* Start EXTRACTED DATA *

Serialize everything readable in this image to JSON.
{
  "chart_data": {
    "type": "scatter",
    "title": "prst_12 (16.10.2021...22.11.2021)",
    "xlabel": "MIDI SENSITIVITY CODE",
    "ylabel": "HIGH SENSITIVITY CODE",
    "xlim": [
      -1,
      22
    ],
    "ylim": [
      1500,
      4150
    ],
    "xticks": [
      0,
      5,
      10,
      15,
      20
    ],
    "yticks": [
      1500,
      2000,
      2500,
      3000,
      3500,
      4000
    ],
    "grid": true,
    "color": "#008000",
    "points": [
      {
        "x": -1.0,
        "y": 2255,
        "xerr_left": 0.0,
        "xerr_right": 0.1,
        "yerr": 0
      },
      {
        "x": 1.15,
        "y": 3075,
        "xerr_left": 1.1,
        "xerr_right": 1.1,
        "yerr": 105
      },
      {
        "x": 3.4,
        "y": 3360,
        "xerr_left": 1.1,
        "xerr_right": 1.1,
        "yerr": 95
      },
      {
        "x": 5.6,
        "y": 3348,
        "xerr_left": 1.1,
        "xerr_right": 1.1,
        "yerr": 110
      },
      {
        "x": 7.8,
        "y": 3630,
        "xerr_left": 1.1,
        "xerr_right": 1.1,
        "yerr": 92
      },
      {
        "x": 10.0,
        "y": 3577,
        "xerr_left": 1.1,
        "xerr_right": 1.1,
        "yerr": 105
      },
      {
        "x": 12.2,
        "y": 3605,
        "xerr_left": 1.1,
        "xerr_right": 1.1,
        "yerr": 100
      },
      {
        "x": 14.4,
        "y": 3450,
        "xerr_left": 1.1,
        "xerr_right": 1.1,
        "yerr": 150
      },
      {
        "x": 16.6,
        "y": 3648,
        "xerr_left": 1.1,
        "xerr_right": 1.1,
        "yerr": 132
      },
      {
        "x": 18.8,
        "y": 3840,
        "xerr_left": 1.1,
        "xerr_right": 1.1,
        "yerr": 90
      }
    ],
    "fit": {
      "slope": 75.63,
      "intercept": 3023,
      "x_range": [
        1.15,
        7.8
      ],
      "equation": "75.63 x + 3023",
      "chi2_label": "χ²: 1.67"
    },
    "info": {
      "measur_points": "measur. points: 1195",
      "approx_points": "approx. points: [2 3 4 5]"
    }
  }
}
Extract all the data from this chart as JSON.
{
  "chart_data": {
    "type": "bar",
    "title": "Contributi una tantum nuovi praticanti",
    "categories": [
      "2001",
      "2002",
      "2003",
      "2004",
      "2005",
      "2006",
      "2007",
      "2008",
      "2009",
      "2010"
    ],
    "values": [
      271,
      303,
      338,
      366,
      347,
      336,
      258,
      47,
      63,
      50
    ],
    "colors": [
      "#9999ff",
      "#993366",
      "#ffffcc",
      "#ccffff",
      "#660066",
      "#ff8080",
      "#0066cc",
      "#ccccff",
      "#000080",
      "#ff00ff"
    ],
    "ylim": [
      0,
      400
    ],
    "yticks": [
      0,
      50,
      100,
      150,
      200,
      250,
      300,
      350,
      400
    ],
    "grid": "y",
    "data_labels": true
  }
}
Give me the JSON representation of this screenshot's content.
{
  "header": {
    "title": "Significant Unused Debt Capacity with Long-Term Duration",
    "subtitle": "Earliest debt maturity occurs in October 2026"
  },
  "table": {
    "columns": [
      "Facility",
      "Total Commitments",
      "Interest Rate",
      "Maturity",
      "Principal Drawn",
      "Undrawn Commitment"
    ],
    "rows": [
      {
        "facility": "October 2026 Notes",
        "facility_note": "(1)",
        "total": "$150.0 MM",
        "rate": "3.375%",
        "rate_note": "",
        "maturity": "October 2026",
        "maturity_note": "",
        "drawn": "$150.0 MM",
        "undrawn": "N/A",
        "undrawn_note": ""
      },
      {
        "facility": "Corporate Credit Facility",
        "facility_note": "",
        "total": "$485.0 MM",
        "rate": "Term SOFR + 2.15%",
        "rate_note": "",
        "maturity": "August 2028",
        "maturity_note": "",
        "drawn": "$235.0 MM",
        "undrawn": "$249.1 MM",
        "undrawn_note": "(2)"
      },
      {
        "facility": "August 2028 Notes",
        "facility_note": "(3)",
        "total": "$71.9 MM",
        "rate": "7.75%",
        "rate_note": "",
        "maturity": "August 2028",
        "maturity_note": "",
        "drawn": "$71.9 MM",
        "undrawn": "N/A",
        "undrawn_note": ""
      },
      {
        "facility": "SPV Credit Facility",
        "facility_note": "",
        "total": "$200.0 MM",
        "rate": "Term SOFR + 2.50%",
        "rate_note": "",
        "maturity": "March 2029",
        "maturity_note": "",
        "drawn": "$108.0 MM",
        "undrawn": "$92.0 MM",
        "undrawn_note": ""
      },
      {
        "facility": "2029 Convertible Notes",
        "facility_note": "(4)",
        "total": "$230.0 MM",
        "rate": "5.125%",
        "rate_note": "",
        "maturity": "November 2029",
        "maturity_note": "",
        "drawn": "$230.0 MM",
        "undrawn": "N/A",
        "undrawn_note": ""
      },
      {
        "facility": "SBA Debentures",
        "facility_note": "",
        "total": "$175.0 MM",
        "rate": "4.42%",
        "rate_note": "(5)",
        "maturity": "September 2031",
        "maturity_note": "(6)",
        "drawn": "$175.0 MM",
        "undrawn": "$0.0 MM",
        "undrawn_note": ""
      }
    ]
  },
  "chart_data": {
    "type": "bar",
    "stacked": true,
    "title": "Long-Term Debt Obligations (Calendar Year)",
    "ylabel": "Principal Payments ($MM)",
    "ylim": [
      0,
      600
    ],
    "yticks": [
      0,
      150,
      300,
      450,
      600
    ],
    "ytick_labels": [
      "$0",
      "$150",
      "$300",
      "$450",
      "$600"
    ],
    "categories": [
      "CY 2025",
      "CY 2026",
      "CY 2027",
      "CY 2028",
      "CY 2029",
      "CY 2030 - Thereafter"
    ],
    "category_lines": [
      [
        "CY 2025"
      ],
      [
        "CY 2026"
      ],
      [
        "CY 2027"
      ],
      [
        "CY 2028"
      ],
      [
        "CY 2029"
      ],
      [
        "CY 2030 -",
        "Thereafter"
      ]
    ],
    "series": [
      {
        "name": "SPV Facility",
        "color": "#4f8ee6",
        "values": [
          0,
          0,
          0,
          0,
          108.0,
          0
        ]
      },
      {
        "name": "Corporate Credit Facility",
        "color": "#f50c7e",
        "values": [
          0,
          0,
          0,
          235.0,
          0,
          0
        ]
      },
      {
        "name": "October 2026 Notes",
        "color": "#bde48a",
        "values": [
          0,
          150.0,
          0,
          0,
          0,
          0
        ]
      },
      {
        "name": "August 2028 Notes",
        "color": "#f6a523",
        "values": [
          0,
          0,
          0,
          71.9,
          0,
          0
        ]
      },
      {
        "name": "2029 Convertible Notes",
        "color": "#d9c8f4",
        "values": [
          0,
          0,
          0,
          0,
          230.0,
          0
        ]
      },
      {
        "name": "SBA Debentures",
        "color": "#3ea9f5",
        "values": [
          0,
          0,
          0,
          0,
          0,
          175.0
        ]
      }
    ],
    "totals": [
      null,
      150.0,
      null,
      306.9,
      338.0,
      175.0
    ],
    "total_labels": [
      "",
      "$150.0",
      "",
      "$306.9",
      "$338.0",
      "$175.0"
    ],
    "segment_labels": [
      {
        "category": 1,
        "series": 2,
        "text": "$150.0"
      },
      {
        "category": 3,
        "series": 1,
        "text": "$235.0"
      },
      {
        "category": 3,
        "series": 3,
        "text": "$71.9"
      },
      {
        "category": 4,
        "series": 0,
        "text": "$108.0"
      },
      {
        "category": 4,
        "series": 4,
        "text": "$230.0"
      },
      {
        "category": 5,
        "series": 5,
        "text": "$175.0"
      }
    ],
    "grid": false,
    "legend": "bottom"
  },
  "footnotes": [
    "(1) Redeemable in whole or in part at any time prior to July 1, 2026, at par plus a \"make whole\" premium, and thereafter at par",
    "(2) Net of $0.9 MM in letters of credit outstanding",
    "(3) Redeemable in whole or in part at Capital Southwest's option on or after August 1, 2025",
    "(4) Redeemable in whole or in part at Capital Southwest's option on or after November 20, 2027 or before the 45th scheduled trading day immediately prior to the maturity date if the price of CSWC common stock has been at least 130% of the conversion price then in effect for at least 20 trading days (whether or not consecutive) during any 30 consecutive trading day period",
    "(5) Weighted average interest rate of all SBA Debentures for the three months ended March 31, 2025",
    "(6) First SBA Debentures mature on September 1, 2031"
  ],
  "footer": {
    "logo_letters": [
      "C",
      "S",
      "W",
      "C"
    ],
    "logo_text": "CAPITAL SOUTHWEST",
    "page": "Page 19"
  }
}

* End EXTRACTED DATA *

REQUIRED TASK: The lines to collect are those holding the string "October"; copy them all.

SOLUTION TO THIS TASK:
    "subtitle": "Earliest debt maturity occurs in October 2026"
        "facility": "October 2026 Notes",
        "maturity": "October 2026",
        "name": "October 2026 Notes",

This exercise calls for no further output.